Return every entry exactly.

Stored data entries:
* * *
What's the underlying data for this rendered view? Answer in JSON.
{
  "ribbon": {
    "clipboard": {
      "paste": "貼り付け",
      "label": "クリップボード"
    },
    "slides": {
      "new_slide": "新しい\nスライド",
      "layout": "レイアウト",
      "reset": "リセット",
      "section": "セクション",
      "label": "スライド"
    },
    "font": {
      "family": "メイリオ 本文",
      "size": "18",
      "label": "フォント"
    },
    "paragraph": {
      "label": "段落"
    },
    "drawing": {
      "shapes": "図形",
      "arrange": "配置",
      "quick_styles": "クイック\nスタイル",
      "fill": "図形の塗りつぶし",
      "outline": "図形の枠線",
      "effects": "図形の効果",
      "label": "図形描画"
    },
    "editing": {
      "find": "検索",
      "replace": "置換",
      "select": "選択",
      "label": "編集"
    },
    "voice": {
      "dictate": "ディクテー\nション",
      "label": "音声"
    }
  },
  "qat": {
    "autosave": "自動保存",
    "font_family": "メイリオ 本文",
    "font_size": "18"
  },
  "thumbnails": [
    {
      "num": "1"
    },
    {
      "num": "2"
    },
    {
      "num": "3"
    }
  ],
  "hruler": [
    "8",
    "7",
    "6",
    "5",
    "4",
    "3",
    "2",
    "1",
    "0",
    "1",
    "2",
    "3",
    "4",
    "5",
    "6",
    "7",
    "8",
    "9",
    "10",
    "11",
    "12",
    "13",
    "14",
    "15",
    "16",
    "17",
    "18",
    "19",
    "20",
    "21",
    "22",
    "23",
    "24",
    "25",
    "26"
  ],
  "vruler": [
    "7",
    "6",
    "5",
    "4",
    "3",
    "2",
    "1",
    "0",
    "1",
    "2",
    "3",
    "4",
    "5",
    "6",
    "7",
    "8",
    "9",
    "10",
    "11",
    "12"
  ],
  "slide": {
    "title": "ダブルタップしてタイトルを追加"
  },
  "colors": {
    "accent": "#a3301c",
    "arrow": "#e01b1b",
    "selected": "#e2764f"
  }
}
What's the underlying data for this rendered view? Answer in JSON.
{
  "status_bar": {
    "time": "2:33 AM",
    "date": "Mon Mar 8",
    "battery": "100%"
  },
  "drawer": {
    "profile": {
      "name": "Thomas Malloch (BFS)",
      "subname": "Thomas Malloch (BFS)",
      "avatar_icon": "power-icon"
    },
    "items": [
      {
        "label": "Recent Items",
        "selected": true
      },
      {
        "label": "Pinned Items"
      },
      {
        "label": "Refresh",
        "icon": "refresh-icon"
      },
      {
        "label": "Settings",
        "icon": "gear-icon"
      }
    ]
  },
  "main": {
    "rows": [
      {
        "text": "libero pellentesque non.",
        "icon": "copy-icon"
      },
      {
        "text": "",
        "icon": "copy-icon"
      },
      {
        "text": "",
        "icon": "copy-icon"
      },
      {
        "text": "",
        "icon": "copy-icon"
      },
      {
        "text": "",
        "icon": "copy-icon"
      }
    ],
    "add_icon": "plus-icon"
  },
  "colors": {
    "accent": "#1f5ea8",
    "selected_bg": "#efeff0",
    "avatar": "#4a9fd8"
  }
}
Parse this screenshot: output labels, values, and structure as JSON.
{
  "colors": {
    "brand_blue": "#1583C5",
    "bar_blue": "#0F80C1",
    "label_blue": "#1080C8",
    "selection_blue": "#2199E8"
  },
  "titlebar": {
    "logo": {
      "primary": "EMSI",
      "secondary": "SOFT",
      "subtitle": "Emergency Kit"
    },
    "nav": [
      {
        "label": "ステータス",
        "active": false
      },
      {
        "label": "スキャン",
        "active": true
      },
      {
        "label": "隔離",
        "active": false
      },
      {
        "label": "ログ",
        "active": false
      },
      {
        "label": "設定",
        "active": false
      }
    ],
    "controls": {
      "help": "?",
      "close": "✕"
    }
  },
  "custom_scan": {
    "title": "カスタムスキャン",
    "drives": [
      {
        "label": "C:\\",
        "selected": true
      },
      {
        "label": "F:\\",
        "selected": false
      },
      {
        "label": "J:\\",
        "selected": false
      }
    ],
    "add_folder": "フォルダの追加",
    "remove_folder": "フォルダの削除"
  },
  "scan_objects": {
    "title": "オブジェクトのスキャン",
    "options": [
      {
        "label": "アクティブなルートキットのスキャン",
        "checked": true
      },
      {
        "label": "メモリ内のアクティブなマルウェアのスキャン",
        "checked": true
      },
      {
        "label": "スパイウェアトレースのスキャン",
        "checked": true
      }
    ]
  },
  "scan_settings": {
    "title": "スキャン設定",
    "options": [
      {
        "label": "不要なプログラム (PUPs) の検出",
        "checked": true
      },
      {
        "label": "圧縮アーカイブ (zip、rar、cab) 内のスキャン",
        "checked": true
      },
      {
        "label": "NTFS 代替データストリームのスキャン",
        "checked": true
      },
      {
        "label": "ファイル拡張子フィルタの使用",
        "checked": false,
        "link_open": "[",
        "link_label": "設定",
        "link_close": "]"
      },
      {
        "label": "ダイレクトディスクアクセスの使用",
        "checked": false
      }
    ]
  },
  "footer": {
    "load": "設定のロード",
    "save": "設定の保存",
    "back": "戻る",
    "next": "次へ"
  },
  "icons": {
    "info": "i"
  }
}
* * *
> [Solution]
What's the underlying data for this rendered view? Answer in JSON.
{
  "ribbon": {
    "clipboard": {
      "paste": "貼り付け",
      "label": "クリップボード"
    },
    "slides": {
      "new_slide": "新しい\nスライド",
      "layout": "レイアウト",
      "reset": "リセット",
      "section": "セクション",
      "label": "スライド"
    },
    "font": {
      "family": "メイリオ 本文",
      "size": "18",
      "label": "フォント"
    },
    "paragraph": {
      "label": "段落"
    },
    "drawing": {
      "shapes": "図形",
      "arrange": "配置",
      "quick_styles": "クイック\nスタイル",
      "fill": "図形の塗りつぶし",
      "outline": "図形の枠線",
      "effects": "図形の効果",
      "label": "図形描画"
    },
    "editing": {
      "find": "検索",
      "replace": "置換",
      "select": "選択",
      "label": "編集"
    },
    "voice": {
      "dictate": "ディクテー\nション",
      "label": "音声"
    }
  },
  "qat": {
    "autosave": "自動保存",
    "font_family": "メイリオ 本文",
    "font_size": "18"
  },
  "thumbnails": [
    {
      "num": "1"
    },
    {
      "num": "2"
    },
    {
      "num": "3"
    }
  ],
  "hruler": [
    "8",
    "7",
    "6",
    "5",
    "4",
    "3",
    "2",
    "1",
    "0",
    "1",
    "2",
    "3",
    "4",
    "5",
    "6",
    "7",
    "8",
    "9",
    "10",
    "11",
    "12",
    "13",
    "14",
    "15",
    "16",
    "17",
    "18",
    "19",
    "20",
    "21",
    "22",
    "23",
    "24",
    "25",
    "26"
  ],
  "vruler": [
    "7",
    "6",
    "5",
    "4",
    "3",
    "2",
    "1",
    "0",
    "1",
    "2",
    "3",
    "4",
    "5",
    "6",
    "7",
    "8",
    "9",
    "10",
    "11",
    "12"
  ],
  "slide": {
    "title": "ダブルタップしてタイトルを追加"
  },
  "colors": {
    "accent": "#a3301c",
    "arrow": "#e01b1b",
    "selected": "#e2764f"
  }
}
What's the underlying data for this rendered view? Answer in JSON.
{
  "status_bar": {
    "time": "2:33 AM",
    "date": "Mon Mar 8",
    "battery": "100%"
  },
  "drawer": {
    "profile": {
      "name": "Thomas Malloch (BFS)",
      "subname": "Thomas Malloch (BFS)",
      "avatar_icon": "power-icon"
    },
    "items": [
      {
        "label": "Recent Items",
        "selected": true
      },
      {
        "label": "Pinned Items"
      },
      {
        "label": "Refresh",
        "icon": "refresh-icon"
      },
      {
        "label": "Settings",
        "icon": "gear-icon"
      }
    ]
  },
  "main": {
    "rows": [
      {
        "text": "libero pellentesque non.",
        "icon": "copy-icon"
      },
      {
        "text": "",
        "icon": "copy-icon"
      },
      {
        "text": "",
        "icon": "copy-icon"
      },
      {
        "text": "",
        "icon": "copy-icon"
      },
      {
        "text": "",
        "icon": "copy-icon"
      }
    ],
    "add_icon": "plus-icon"
  },
  "colors": {
    "accent": "#1f5ea8",
    "selected_bg": "#efeff0",
    "avatar": "#4a9fd8"
  }
}
Parse this screenshot: output labels, values, and structure as JSON.
{
  "colors": {
    "brand_blue": "#1583C5",
    "bar_blue": "#0F80C1",
    "label_blue": "#1080C8",
    "selection_blue": "#2199E8"
  },
  "titlebar": {
    "logo": {
      "primary": "EMSI",
      "secondary": "SOFT",
      "subtitle": "Emergency Kit"
    },
    "nav": [
      {
        "label": "ステータス",
        "active": false
      },
      {
        "label": "スキャン",
        "active": true
      },
      {
        "label": "隔離",
        "active": false
      },
      {
        "label": "ログ",
        "active": false
      },
      {
        "label": "設定",
        "active": false
      }
    ],
    "controls": {
      "help": "?",
      "close": "✕"
    }
  },
  "custom_scan": {
    "title": "カスタムスキャン",
    "drives": [
      {
        "label": "C:\\",
        "selected": true
      },
      {
        "label": "F:\\",
        "selected": false
      },
      {
        "label": "J:\\",
        "selected": false
      }
    ],
    "add_folder": "フォルダの追加",
    "remove_folder": "フォルダの削除"
  },
  "scan_objects": {
    "title": "オブジェクトのスキャン",
    "options": [
      {
        "label": "アクティブなルートキットのスキャン",
        "checked": true
      },
      {
        "label": "メモリ内のアクティブなマルウェアのスキャン",
        "checked": true
      },
      {
        "label": "スパイウェアトレースのスキャン",
        "checked": true
      }
    ]
  },
  "scan_settings": {
    "title": "スキャン設定",
    "options": [
      {
        "label": "不要なプログラム (PUPs) の検出",
        "checked": true
      },
      {
        "label": "圧縮アーカイブ (zip、rar、cab) 内のスキャン",
        "checked": true
      },
      {
        "label": "NTFS 代替データストリームのスキャン",
        "checked": true
      },
      {
        "label": "ファイル拡張子フィルタの使用",
        "checked": false,
        "link_open": "[",
        "link_label": "設定",
        "link_close": "]"
      },
      {
        "label": "ダイレクトディスクアクセスの使用",
        "checked": false
      }
    ]
  },
  "footer": {
    "load": "設定のロード",
    "save": "設定の保存",
    "back": "戻る",
    "next": "次へ"
  },
  "icons": {
    "info": "i"
  }
}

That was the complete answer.